To be done | Identify each line containing the word "Data" and copy it.
[begin Records supplied]
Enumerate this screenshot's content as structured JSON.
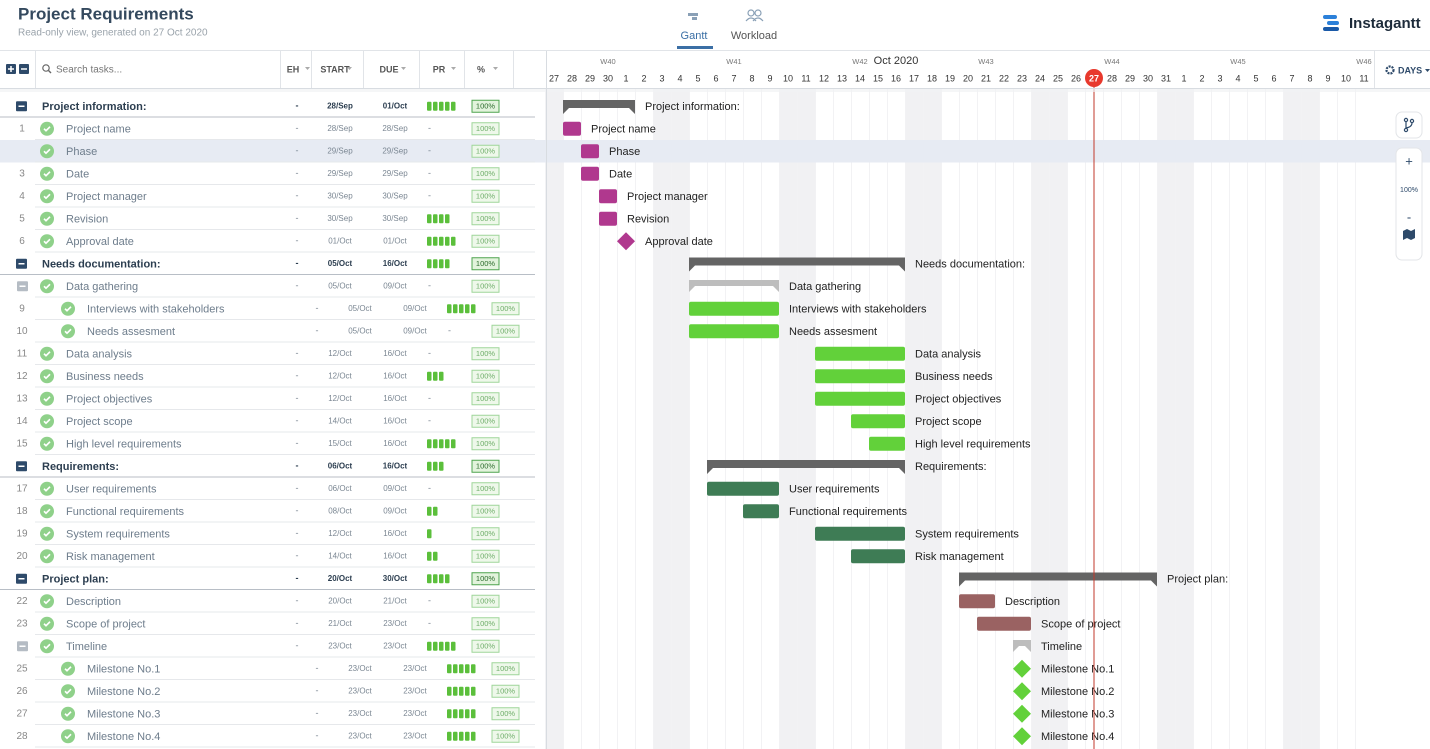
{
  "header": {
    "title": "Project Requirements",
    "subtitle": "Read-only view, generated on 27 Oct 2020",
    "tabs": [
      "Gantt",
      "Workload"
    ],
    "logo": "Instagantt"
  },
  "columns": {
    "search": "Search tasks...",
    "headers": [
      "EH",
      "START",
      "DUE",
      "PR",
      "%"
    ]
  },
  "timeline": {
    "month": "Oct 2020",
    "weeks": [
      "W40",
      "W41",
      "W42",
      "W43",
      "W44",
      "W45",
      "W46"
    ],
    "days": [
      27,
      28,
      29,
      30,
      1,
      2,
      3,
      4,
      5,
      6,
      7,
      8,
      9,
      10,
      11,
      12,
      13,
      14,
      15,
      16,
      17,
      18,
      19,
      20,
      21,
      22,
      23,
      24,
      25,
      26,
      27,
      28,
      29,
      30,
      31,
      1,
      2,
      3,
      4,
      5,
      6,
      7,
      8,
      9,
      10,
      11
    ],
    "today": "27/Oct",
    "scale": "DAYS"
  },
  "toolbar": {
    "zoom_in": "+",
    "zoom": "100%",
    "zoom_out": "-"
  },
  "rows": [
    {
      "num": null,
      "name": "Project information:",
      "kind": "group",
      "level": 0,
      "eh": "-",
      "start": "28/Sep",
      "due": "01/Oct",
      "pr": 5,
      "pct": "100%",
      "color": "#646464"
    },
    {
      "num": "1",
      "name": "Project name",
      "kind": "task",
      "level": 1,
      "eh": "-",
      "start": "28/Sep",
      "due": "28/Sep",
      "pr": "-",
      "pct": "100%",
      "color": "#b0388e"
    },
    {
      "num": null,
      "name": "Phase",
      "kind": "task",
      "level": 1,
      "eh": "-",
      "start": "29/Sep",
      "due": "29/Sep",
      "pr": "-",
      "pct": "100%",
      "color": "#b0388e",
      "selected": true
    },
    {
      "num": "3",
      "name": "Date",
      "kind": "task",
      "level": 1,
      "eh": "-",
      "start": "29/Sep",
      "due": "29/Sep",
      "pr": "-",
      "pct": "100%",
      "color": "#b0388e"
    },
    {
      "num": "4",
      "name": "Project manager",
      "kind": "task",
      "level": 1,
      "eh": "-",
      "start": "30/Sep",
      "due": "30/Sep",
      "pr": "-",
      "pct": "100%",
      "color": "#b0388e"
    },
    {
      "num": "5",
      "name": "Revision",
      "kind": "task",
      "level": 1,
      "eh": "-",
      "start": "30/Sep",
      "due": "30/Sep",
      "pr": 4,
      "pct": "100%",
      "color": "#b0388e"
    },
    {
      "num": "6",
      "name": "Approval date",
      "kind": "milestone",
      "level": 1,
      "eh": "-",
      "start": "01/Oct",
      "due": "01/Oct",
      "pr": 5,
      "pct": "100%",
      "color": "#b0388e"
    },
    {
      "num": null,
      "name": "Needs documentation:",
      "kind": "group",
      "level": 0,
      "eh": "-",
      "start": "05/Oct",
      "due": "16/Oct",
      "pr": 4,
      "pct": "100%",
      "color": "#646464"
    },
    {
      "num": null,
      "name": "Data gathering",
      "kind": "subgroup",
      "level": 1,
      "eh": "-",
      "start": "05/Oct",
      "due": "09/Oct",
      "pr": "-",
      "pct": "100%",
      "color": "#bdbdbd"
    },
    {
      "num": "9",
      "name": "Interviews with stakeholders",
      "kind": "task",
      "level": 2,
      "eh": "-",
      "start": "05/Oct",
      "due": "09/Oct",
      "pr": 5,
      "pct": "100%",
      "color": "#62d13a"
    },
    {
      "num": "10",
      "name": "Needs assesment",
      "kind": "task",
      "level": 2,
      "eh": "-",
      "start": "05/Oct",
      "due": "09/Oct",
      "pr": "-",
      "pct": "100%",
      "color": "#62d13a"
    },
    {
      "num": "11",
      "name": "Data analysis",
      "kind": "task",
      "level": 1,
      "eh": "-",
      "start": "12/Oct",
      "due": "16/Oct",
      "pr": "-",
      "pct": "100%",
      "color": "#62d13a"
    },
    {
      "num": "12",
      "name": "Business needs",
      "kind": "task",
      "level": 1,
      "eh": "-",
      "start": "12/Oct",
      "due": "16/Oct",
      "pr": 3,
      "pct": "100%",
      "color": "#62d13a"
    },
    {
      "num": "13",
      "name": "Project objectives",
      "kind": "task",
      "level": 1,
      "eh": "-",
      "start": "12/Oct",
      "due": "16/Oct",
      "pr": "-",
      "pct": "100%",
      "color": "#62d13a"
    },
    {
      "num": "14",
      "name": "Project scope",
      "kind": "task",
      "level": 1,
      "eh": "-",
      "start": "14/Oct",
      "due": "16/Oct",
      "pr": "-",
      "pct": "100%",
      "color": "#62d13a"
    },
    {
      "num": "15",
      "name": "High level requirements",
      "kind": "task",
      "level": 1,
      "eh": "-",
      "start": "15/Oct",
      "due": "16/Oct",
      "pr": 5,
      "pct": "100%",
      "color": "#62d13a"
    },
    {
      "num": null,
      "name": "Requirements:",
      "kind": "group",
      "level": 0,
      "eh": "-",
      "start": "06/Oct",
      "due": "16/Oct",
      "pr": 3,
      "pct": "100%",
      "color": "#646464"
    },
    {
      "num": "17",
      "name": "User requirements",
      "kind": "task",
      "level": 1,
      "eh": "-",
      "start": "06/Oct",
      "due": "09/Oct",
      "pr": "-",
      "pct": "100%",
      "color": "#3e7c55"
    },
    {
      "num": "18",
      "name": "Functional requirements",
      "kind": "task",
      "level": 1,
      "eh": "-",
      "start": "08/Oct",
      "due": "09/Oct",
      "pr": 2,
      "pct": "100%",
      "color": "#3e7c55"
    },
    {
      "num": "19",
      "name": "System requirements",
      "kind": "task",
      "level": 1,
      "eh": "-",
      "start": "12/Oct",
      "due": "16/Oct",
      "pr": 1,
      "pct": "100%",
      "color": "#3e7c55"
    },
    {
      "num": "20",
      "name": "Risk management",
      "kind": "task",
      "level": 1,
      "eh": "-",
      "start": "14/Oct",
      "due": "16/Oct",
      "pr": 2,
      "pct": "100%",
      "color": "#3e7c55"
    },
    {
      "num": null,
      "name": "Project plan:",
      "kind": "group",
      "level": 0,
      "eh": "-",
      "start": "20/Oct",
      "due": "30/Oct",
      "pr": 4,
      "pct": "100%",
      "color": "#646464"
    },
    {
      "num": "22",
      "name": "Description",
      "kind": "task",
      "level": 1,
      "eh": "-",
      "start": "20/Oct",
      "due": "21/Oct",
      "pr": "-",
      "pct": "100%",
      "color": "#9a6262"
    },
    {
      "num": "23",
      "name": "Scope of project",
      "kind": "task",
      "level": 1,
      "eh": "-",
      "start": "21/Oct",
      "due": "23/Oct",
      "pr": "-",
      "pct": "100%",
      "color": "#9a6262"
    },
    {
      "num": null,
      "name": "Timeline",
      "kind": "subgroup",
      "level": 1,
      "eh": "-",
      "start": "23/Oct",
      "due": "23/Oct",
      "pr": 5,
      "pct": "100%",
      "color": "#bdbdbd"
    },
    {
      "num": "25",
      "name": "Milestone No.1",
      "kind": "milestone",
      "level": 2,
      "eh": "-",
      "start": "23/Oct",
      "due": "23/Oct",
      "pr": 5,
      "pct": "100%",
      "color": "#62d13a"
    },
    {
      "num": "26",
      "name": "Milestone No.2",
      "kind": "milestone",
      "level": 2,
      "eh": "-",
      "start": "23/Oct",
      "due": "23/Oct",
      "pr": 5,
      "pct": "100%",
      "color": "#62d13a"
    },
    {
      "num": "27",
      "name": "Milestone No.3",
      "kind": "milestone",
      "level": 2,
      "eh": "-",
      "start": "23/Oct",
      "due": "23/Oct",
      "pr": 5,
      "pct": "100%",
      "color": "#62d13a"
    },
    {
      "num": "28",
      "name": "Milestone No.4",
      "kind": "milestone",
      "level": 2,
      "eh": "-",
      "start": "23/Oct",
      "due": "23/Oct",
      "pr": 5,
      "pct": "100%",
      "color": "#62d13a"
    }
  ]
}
[end Records supplied]
Full output |
      "name": "Data gathering",
      "name": "Data analysis",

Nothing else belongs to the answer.